##### Available records

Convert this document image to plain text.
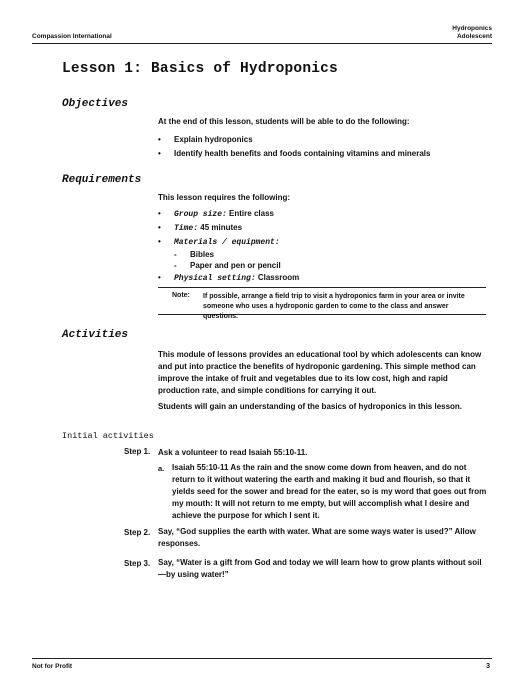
Hydroponics
Adolescent
Compassion International
Lesson 1: Basics of Hydroponics
Objectives
At the end of this lesson, students will be able to do the following:
• Explain hydroponics
• Identify health benefits and foods containing vitamins and minerals
Requirements
This lesson requires the following:
• Group size: Entire class
• Time: 45 minutes
• Materials / equipment:
- Bibles
- Paper and pen or pencil
• Physical setting: Classroom
Note: If possible, arrange a field trip to visit a hydroponics farm in your area or invite someone who uses a hydroponic garden to come to the class and answer questions.
Activities
This module of lessons provides an educational tool by which adolescents can know and put into practice the benefits of hydroponic gardening. This simple method can improve the intake of fruit and vegetables due to its low cost, high and rapid production rate, and simple conditions for carrying it out.
Students will gain an understanding of the basics of hydroponics in this lesson.
Initial activities
Step 1. Ask a volunteer to read Isaiah 55:10-11.
a. Isaiah 55:10-11 As the rain and the snow come down from heaven, and do not return to it without watering the earth and making it bud and flourish, so that it yields seed for the sower and bread for the eater, so is my word that goes out from my mouth: It will not return to me empty, but will accomplish what I desire and achieve the purpose for which I sent it.
Step 2. Say, “God supplies the earth with water. What are some ways water is used?” Allow responses.
Step 3. Say, “Water is a gift from God and today we will learn how to grow plants without soil—by using water!”
Not for Profit	3
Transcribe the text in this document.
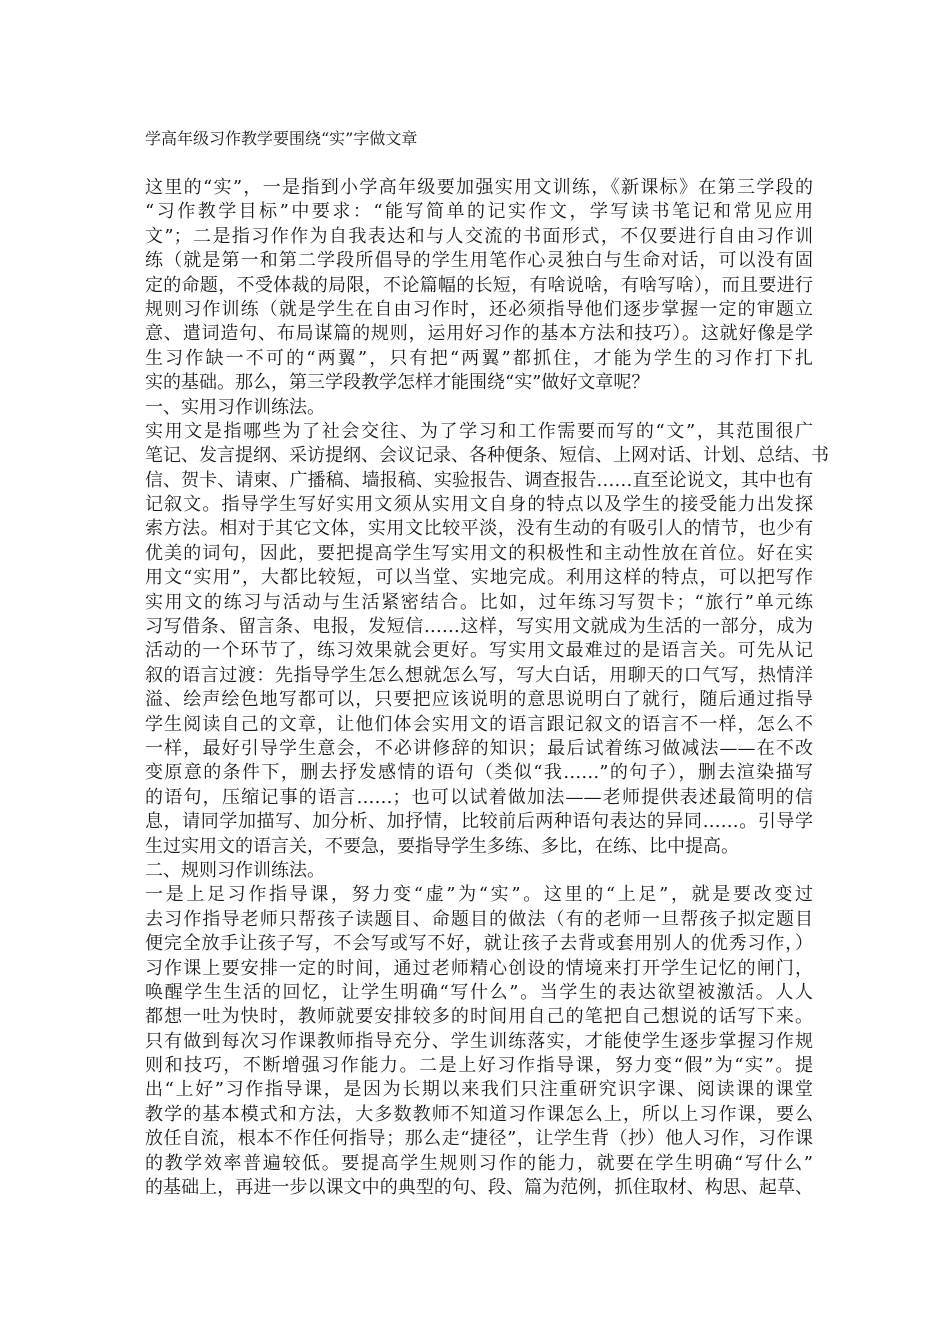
学高年级习作教学要围绕“实”字做文章
这里的“实”，一是指到小学高年级要加强实用文训练，《新课标》在第三学段的
“习作教学目标”中要求：“能写简单的记实作文，学写读书笔记和常见应用
文”；二是指习作作为自我表达和与人交流的书面形式，不仅要进行自由习作训
练（就是第一和第二学段所倡导的学生用笔作心灵独白与生命对话，可以没有固
定的命题，不受体裁的局限，不论篇幅的长短，有啥说啥，有啥写啥），而且要进行
规则习作训练（就是学生在自由习作时，还必须指导他们逐步掌握一定的审题立
意、遣词造句、布局谋篇的规则，运用好习作的基本方法和技巧）。这就好像是学
生习作缺一不可的“两翼”，只有把“两翼”都抓住，才能为学生的习作打下扎
实的基础。那么，第三学段教学怎样才能围绕“实”做好文章呢？
一、实用习作训练法。
实用文是指哪些为了社会交往、为了学习和工作需要而写的“文”，其范围很广
笔记、发言提纲、采访提纲、会议记录、各种便条、短信、上网对话、计划、总结、书
信、贺卡、请柬、广播稿、墙报稿、实验报告、调查报告……直至论说文，其中也有
记叙文。指导学生写好实用文须从实用文自身的特点以及学生的接受能力出发探
索方法。相对于其它文体，实用文比较平淡，没有生动的有吸引人的情节，也少有
优美的词句，因此，要把提高学生写实用文的积极性和主动性放在首位。好在实
用文“实用”，大都比较短，可以当堂、实地完成。利用这样的特点，可以把写作
实用文的练习与活动与生活紧密结合。比如，过年练习写贺卡；“旅行”单元练
习写借条、留言条、电报，发短信……这样，写实用文就成为生活的一部分，成为
活动的一个环节了，练习效果就会更好。写实用文最难过的是语言关。可先从记
叙的语言过渡：先指导学生怎么想就怎么写，写大白话，用聊天的口气写，热情洋
溢、绘声绘色地写都可以，只要把应该说明的意思说明白了就行，随后通过指导
学生阅读自己的文章，让他们体会实用文的语言跟记叙文的语言不一样，怎么不
一样，最好引导学生意会，不必讲修辞的知识；最后试着练习做减法——在不改
变原意的条件下，删去抒发感情的语句（类似“我……”的句子），删去渲染描写
的语句，压缩记事的语言……；也可以试着做加法——老师提供表述最简明的信
息，请同学加描写、加分析、加抒情，比较前后两种语句表达的异同……。引导学
生过实用文的语言关，不要急，要指导学生多练、多比，在练、比中提高。
二、规则习作训练法。
一是上足习作指导课，努力变“虚”为“实”。这里的“上足”，就是要改变过
去习作指导老师只帮孩子读题目、命题目的做法（有的老师一旦帮孩子拟定题目
便完全放手让孩子写，不会写或写不好，就让孩子去背或套用别人的优秀习作，）
习作课上要安排一定的时间，通过老师精心创设的情境来打开学生记忆的闸门，
唤醒学生生活的回忆，让学生明确“写什么”。当学生的表达欲望被激活。人人
都想一吐为快时，教师就要安排较多的时间用自己的笔把自己想说的话写下来。
只有做到每次习作课教师指导充分、学生训练落实，才能使学生逐步掌握习作规
则和技巧，不断增强习作能力。二是上好习作指导课，努力变“假”为“实”。提
出“上好”习作指导课，是因为长期以来我们只注重研究识字课、阅读课的课堂
教学的基本模式和方法，大多数教师不知道习作课怎么上，所以上习作课，要么
放任自流，根本不作任何指导；那么走“捷径”，让学生背（抄）他人习作，习作课
的教学效率普遍较低。要提高学生规则习作的能力，就要在学生明确“写什么”
的基础上，再进一步以课文中的典型的句、段、篇为范例，抓住取材、构思、起草、
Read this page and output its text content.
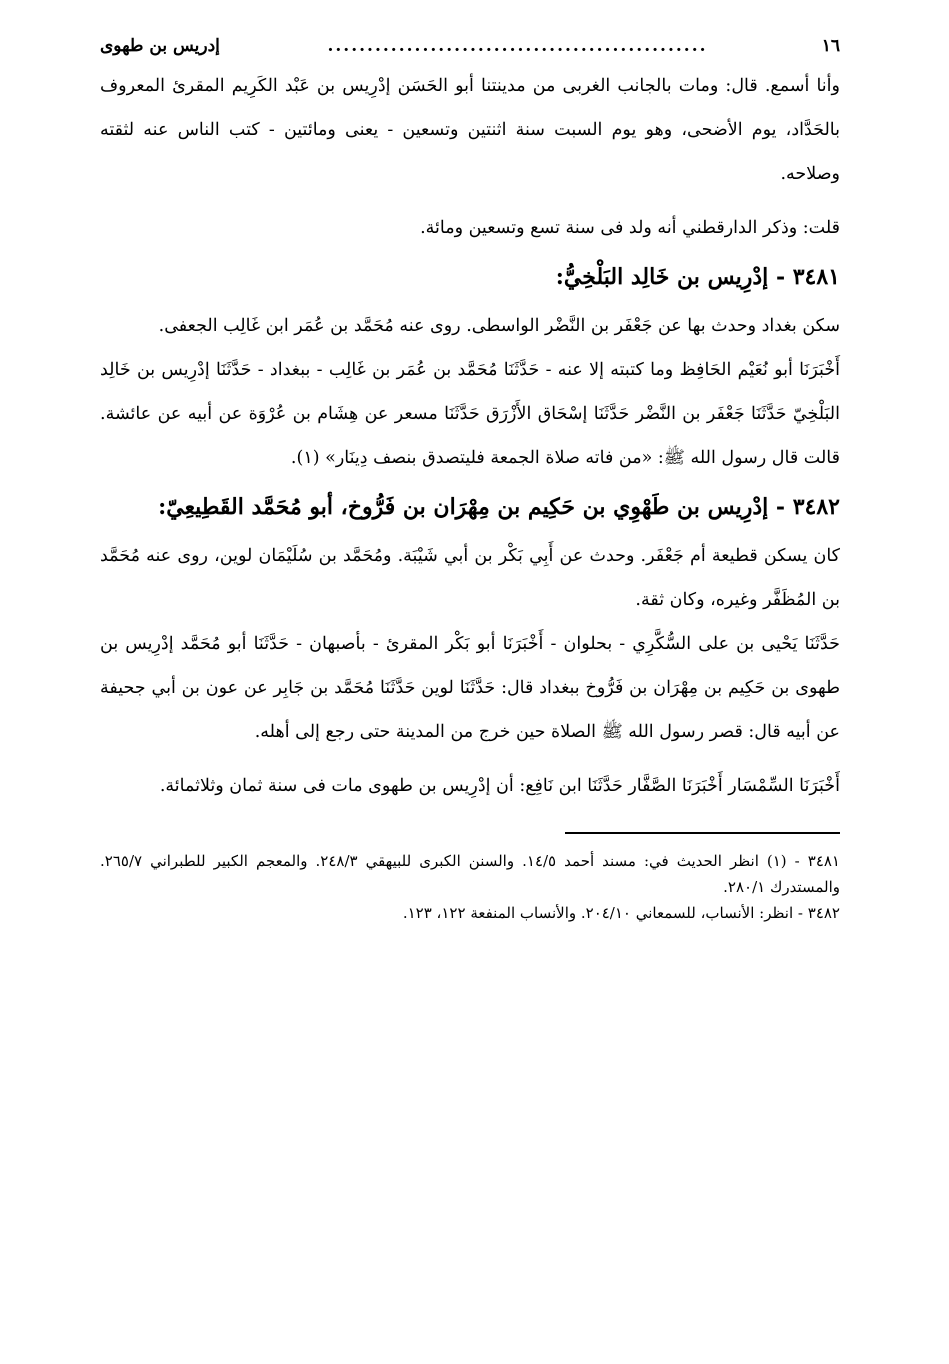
١٦
................................................
إدريس بن طهوى

وأنا أسمع. قال: ومات بالجانب الغربى من مدينتنا أبو الحَسَن إدْرِيس بن عَبْد الكَرِيم المقرئ المعروف بالحَدَّاد، يوم الأضحى، وهو يوم السبت سنة اثنتين وتسعين - يعنى ومائتين - كتب الناس عنه لثقته وصلاحه.

قلت: وذكر الدارقطني أنه ولد فى سنة تسع وتسعين ومائة.

٣٤٨١ - إدْرِيس بن خَالِد البَلْخِيُّ:

سكن بغداد وحدث بها عن جَعْفَر بن النَّضْر الواسطى. روى عنه مُحَمَّد بن عُمَر ابن غَالِب الجعفى.

أَخْبَرَنَا أبو نُعَيْم الحَافِظ وما كتبته إلا عنه - حَدَّثَنَا مُحَمَّد بن عُمَر بن غَالِب - ببغداد - حَدَّثَنَا إدْرِيس بن خَالِد البَلْخِيّ حَدَّثَنَا جَعْفَر بن النَّضْر حَدَّثَنَا إسْحَاق الأَزْرَق حَدَّثَنَا مسعر عن هِشَام بن عُرْوَة عن أبيه عن عائشة. قالت قال رسول الله ﷺ: «من فاته صلاة الجمعة فليتصدق بنصف دِينَار» (١).

٣٤٨٢ - إدْرِيس بن طَهْوِي بن حَكِيم بن مِهْرَان بن فَرُّوخ، أبو مُحَمَّد القَطِيعِيّ:

كان يسكن قطيعة أم جَعْفَر. وحدث عن أَبِي بَكْر بن أبي شَيْبَة. ومُحَمَّد بن سُلَيْمَان لوين، روى عنه مُحَمَّد بن المُظَفَّر وغيره، وكان ثقة.

حَدَّثَنَا يَحْيى بن على السُّكَّرِي - بحلوان - أَخْبَرَنَا أبو بَكْر المقرئ - بأصبهان - حَدَّثَنَا أبو مُحَمَّد إدْرِيس بن طهوى بن حَكِيم بن مِهْرَان بن فَرُّوخ ببغداد قال: حَدَّثَنَا لوين حَدَّثَنَا مُحَمَّد بن جَابِر عن عون بن أبي جحيفة عن أبيه قال: قصر رسول الله ﷺ الصلاة حين خرج من المدينة حتى رجع إلى أهله.

أَخْبَرَنَا السِّمْسَار أَخْبَرَنَا الصَّفَّار حَدَّثَنَا ابن نَافِع: أن إدْرِيس بن طهوى مات فى سنة ثمان وثلاثمائة.

٣٤٨١ - (١) انظر الحديث في: مسند أحمد ١٤/٥. والسنن الكبرى للبيهقي ٢٤٨/٣. والمعجم الكبير للطبراني ٢٦٥/٧. والمستدرك ٢٨٠/١.

٣٤٨٢ - انظر: الأنساب، للسمعاني ٢٠٤/١٠. والأنساب المنفعة ١٢٢، ١٢٣.
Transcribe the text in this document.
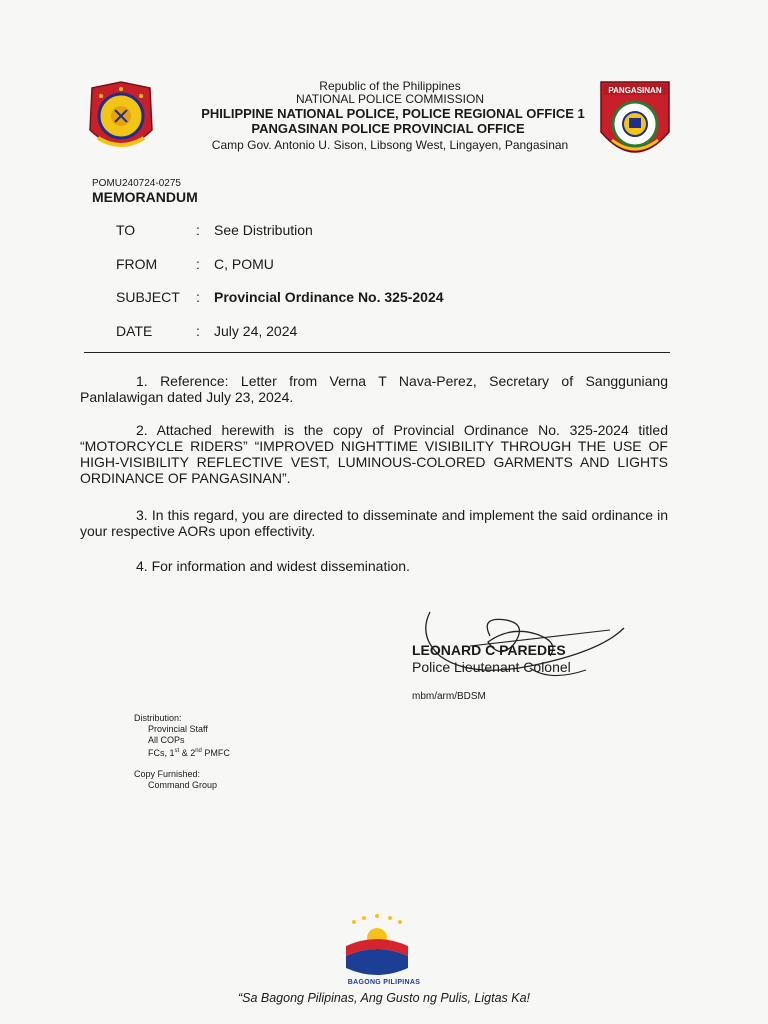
PANGASINAN
Republic of the Philippines
NATIONAL POLICE COMMISSION
PHILIPPINE NATIONAL POLICE, POLICE REGIONAL OFFICE 1
PANGASINAN POLICE PROVINCIAL OFFICE
Camp Gov. Antonio U. Sison, Libsong West, Lingayen, Pangasinan
POMU240724-0275
MEMORANDUM
TO	: See Distribution
FROM	: C, POMU
SUBJECT : Provincial Ordinance No. 325-2024
DATE	: July 24, 2024
1. Reference: Letter from Verna T Nava-Perez, Secretary of Sangguniang Panlalawigan dated July 23, 2024.
2. Attached herewith is the copy of Provincial Ordinance No. 325-2024 titled “MOTORCYCLE RIDERS” “IMPROVED NIGHTTIME VISIBILITY THROUGH THE USE OF HIGH-VISIBILITY REFLECTIVE VEST, LUMINOUS-COLORED GARMENTS AND LIGHTS ORDINANCE OF PANGASINAN”.
3. In this regard, you are directed to disseminate and implement the said ordinance in your respective AORs upon effectivity.
4. For information and widest dissemination.
LEONARD C PAREDES
Police Lieutenant Colonel
mbm/arm/BDSM
Distribution:
Provincial Staff
All COPs
FCs, 1st & 2nd PMFC
Copy Furnished:
Command Group
BAGONG PILIPINAS
“Sa Bagong Pilipinas, Ang Gusto ng Pulis, Ligtas Ka!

##########

> _Your instructions_
Give nothing but the number of lines containing the string "without".

> _Correct answer_
2